Layout annotation data:
***

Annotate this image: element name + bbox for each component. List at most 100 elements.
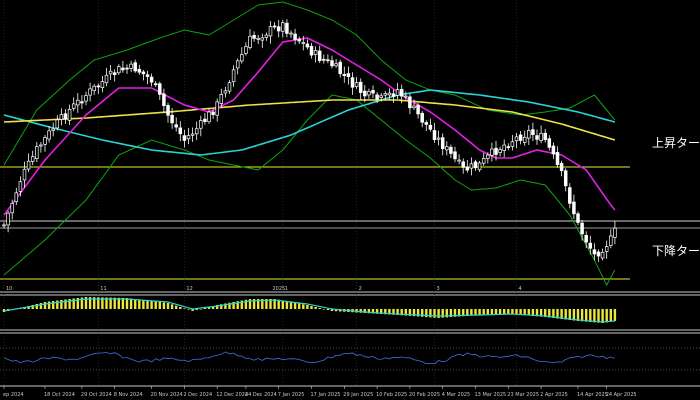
macd-bar [101,297,104,309]
candle-body [158,83,162,95]
macd-bar [35,304,38,309]
candle-body [14,192,19,203]
candle-body [59,114,64,120]
candle-body [502,144,506,151]
macd-bar [310,306,313,309]
candle-body [141,71,146,75]
macd-bar [515,309,518,315]
macd-bar [367,309,371,314]
macd-histogram [2,297,617,323]
time-axis-label: 20 Feb 2025 [409,392,440,398]
candle-body [281,22,285,32]
candle-body [215,101,219,116]
macd-bar [589,309,592,322]
candle-body [338,61,342,75]
macd-bar [404,309,407,316]
macd-bar [474,309,477,316]
macd-bar [359,309,362,313]
macd-bar [519,309,522,315]
candle-body [375,94,379,100]
candle-body [301,42,306,44]
macd-bar [220,304,223,309]
candle-body [178,127,183,135]
macd-bar [597,309,600,323]
macd-bar [593,309,596,323]
candle-body [440,137,445,150]
macd-bar [416,309,420,317]
macd-bar [433,309,436,318]
macd-bar [605,309,608,323]
candle-body [129,63,133,69]
month-marker-label: 2025 [273,286,286,292]
macd-bar [580,309,584,322]
candle-body [84,95,88,102]
candle-body [358,81,363,93]
macd-bar [388,309,391,315]
candle-body [92,85,96,92]
candle-body [231,69,236,83]
macd-bar [412,309,416,317]
macd-bar [199,309,202,310]
macd-bar [466,309,469,316]
macd-bar [396,309,399,315]
candle-body [248,35,252,48]
candle-body [211,111,215,115]
candle-body [6,212,10,226]
macd-bar [441,309,444,318]
candle-body [539,133,543,141]
macd-bar [511,309,514,314]
candle-body [543,132,547,141]
time-axis-label: 10 Feb 2025 [376,392,407,398]
candle-body [387,92,392,96]
candle-body [207,111,211,123]
candle-body [26,160,31,170]
macd-bar [142,300,145,309]
candle-body [436,137,441,140]
macd-bar [531,309,535,316]
macd-bar [269,299,272,309]
macd-bar [334,309,338,312]
macd-bar [285,301,289,309]
macd-bar [494,309,498,315]
candle-body [420,112,424,123]
candle-body [276,26,281,32]
time-axis-label: 12 Dec 2024 [216,392,248,398]
macd-bar [64,299,67,309]
bollinger-upper-band [3,1,616,166]
macd-bar [211,306,215,309]
macd-bar [498,309,502,315]
macd-bar [43,302,47,309]
candle-body [354,82,359,87]
candle-body [449,146,453,154]
macd-bar [166,303,170,309]
candle-body [219,93,224,104]
macd-bar [154,301,157,309]
macd-bar [97,297,100,309]
macd-bar [330,309,334,311]
macd-bar [293,302,297,309]
time-axis-label: 23 Mar 2025 [507,392,539,398]
macd-bar [318,308,321,309]
candle-body [71,103,76,109]
macd-bar [527,309,530,316]
candle-body [88,88,92,96]
macd-bar [273,299,276,309]
macd-bar [232,302,235,309]
candle-body [264,34,269,38]
candle-body [268,26,273,37]
macd-bar [486,309,489,315]
candle-body [363,90,367,97]
macd-bar [302,304,305,309]
candle-body [285,22,289,34]
candle-body [580,222,584,235]
macd-bar [158,302,161,309]
candle-body [67,109,72,121]
candle-body [576,213,580,223]
macd-bar [539,309,543,317]
candle-body [514,136,519,142]
candlesticks[interactable] [2,19,617,262]
candle-body [80,101,84,104]
candle-body [47,130,51,140]
candle-body [170,114,174,124]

***

## Problem details
Transcribe the lines without changes, beginning with the line containing "macd-bar [101,297,104,309]" and ending with the line containing "candle-body [543,132,547,141]", both included.

## Result of the exercise
macd-bar [101,297,104,309]
candle-body [158,83,162,95]
macd-bar [35,304,38,309]
candle-body [14,192,19,203]
candle-body [59,114,64,120]
candle-body [502,144,506,151]
macd-bar [310,306,313,309]
candle-body [141,71,146,75]
macd-bar [515,309,518,315]
macd-bar [367,309,371,314]
macd-histogram [2,297,617,323]
time-axis-label: 20 Feb 2025 [409,392,440,398]
candle-body [281,22,285,32]
candle-body [215,101,219,116]
macd-bar [589,309,592,322]
candle-body [338,61,342,75]
macd-bar [404,309,407,316]
macd-bar [474,309,477,316]
macd-bar [359,309,362,313]
macd-bar [519,309,522,315]
candle-body [375,94,379,100]
candle-body [301,42,306,44]
macd-bar [220,304,223,309]
candle-body [178,127,183,135]
macd-bar [597,309,600,323]
macd-bar [593,309,596,323]
candle-body [440,137,445,150]
macd-bar [416,309,420,317]
macd-bar [433,309,436,318]
macd-bar [605,309,608,323]
candle-body [129,63,133,69]
month-marker-label: 2025 [273,286,286,292]
macd-bar [580,309,584,322]
candle-body [84,95,88,102]
candle-body [358,81,363,93]
macd-bar [388,309,391,315]
candle-body [92,85,96,92]
candle-body [231,69,236,83]
macd-bar [412,309,416,317]
macd-bar [199,309,202,310]
macd-bar [466,309,469,316]
macd-bar [396,309,399,315]
candle-body [248,35,252,48]
candle-body [211,111,215,115]
candle-body [6,212,10,226]
macd-bar [441,309,444,318]
candle-body [539,133,543,141]
macd-bar [511,309,514,314]
candle-body [543,132,547,141]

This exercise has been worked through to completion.